Prompt: Determine the number of lines in the listing below where the string "this" occurs; answer with the number alone.

Exercise inputs:
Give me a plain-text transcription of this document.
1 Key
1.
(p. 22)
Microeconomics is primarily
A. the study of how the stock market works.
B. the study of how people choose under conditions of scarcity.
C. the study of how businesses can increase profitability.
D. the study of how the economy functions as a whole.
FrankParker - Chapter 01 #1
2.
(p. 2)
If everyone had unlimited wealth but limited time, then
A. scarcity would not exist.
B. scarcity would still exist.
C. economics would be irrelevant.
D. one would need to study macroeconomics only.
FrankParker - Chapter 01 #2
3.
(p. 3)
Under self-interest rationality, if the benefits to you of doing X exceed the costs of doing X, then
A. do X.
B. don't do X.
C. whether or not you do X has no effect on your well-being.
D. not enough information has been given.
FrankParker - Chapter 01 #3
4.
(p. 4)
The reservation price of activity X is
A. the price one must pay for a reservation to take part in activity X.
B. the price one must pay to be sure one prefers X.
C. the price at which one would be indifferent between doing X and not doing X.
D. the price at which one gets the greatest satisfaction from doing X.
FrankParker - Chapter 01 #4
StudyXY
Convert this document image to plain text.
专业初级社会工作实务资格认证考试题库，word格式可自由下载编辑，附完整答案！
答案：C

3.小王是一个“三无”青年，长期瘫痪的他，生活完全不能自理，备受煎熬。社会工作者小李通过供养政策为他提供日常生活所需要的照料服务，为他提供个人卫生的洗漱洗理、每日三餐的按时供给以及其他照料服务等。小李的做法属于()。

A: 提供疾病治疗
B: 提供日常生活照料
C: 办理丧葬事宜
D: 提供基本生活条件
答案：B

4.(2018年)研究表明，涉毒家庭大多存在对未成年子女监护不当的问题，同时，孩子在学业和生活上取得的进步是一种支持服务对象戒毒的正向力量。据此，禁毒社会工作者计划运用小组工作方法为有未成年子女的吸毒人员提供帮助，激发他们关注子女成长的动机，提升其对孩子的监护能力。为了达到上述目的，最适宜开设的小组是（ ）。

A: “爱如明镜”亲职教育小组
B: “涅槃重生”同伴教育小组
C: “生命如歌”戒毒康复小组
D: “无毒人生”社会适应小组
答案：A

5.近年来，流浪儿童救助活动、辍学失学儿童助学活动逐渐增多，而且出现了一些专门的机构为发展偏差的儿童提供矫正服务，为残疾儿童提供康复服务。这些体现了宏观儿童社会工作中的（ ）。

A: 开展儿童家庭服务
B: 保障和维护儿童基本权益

Exercise answer: 2